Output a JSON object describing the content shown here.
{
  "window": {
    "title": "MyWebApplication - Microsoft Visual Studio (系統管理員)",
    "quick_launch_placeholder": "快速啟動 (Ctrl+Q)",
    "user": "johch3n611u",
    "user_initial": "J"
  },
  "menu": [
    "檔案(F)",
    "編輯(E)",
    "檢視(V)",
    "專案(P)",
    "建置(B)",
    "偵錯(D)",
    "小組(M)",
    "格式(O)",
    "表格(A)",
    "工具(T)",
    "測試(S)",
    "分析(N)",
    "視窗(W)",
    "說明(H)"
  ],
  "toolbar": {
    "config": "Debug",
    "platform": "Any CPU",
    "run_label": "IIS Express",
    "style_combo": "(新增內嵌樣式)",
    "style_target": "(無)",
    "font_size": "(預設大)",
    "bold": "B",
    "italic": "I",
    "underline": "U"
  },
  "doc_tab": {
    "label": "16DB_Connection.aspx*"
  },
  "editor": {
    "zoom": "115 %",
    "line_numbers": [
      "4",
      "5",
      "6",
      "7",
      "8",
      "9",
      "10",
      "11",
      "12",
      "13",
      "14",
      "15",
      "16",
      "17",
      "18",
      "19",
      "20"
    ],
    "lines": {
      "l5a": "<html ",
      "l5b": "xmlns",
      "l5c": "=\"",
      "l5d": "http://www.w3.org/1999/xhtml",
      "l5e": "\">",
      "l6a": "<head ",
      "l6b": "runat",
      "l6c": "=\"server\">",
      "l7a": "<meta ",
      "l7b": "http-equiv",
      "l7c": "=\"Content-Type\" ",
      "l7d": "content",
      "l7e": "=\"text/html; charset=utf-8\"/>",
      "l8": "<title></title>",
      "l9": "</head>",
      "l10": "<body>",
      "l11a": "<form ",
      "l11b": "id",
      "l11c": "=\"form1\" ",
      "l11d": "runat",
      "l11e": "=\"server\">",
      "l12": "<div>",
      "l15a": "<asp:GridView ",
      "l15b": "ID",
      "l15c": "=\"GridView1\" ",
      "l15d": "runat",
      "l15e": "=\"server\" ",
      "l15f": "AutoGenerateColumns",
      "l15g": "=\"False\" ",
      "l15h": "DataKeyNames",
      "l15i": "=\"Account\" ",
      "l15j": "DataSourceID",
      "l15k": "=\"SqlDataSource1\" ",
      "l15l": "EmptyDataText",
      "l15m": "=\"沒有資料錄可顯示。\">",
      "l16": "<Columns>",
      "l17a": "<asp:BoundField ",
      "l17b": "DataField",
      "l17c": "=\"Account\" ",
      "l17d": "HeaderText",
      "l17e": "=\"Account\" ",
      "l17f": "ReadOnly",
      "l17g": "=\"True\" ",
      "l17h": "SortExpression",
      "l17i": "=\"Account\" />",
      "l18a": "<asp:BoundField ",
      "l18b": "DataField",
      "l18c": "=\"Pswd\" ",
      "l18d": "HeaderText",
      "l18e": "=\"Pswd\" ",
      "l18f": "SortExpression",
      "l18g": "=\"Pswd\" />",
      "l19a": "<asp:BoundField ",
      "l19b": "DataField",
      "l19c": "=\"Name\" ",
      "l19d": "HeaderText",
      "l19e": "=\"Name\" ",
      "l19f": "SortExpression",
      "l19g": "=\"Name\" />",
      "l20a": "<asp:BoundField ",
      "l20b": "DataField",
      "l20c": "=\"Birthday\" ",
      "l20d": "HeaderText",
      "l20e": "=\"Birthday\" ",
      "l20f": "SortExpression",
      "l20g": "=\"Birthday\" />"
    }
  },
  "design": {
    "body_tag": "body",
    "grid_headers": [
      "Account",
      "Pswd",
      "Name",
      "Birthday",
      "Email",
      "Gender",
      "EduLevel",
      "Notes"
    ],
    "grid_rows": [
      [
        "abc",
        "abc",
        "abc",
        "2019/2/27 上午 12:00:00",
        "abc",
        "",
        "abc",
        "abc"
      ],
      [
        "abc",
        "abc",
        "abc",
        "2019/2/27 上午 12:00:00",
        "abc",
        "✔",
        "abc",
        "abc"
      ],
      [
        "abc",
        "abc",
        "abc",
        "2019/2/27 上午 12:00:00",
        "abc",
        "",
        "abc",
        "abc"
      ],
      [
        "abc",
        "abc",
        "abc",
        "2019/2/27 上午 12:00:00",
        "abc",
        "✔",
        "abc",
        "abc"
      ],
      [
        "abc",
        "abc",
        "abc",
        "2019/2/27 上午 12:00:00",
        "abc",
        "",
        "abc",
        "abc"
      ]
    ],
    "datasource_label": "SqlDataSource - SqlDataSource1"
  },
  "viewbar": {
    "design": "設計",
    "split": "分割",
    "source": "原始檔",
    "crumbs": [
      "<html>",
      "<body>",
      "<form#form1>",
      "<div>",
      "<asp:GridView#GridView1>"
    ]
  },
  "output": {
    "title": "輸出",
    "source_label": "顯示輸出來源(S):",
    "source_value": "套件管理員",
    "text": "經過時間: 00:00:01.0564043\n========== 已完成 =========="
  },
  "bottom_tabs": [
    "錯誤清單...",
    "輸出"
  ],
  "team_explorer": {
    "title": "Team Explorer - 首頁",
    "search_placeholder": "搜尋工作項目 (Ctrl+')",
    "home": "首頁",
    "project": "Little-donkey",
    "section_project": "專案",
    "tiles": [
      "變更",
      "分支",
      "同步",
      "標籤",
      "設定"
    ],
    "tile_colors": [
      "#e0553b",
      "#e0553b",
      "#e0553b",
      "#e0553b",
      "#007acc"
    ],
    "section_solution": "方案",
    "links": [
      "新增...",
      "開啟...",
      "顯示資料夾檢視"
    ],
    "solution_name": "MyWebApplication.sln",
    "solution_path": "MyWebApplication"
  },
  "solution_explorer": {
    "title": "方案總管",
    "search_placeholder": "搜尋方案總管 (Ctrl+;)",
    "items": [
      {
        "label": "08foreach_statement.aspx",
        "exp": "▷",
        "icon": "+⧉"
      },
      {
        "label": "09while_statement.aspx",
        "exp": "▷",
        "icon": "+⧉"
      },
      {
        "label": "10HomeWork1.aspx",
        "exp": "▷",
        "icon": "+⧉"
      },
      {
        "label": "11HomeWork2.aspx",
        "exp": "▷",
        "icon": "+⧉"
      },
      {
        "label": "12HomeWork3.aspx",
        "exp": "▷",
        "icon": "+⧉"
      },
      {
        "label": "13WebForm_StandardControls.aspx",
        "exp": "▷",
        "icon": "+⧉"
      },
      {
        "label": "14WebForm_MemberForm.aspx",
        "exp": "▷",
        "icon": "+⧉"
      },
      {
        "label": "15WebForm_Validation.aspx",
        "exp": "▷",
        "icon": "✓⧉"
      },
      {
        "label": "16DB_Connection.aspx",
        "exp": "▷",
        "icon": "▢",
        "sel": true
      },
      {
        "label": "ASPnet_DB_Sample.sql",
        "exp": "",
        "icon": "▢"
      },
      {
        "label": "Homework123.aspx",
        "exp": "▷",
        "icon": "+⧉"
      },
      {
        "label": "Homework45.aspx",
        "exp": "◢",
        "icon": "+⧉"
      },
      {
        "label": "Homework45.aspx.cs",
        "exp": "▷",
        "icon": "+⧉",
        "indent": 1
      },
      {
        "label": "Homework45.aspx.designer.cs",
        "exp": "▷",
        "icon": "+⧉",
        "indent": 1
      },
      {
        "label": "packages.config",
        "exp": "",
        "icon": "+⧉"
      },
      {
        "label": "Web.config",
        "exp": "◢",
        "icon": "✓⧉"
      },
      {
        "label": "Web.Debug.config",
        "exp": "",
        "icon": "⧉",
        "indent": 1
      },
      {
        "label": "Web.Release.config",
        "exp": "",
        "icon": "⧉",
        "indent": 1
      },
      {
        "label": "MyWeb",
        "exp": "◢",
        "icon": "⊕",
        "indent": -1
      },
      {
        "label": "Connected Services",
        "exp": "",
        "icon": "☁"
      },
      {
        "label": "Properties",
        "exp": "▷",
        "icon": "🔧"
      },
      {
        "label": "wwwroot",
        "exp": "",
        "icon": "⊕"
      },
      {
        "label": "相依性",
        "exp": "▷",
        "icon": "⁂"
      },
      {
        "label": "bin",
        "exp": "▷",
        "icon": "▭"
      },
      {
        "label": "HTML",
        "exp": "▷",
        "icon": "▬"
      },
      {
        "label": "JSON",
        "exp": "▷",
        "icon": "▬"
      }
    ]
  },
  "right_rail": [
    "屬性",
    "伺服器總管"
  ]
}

________________________

- TASK DIRECTIONS -
Show the lines that mention the word "BoundField".

- THE COMPLETED TASK -
      "l17a": "<asp:BoundField ",
      "l18a": "<asp:BoundField ",
      "l19a": "<asp:BoundField ",
      "l20a": "<asp:BoundField ",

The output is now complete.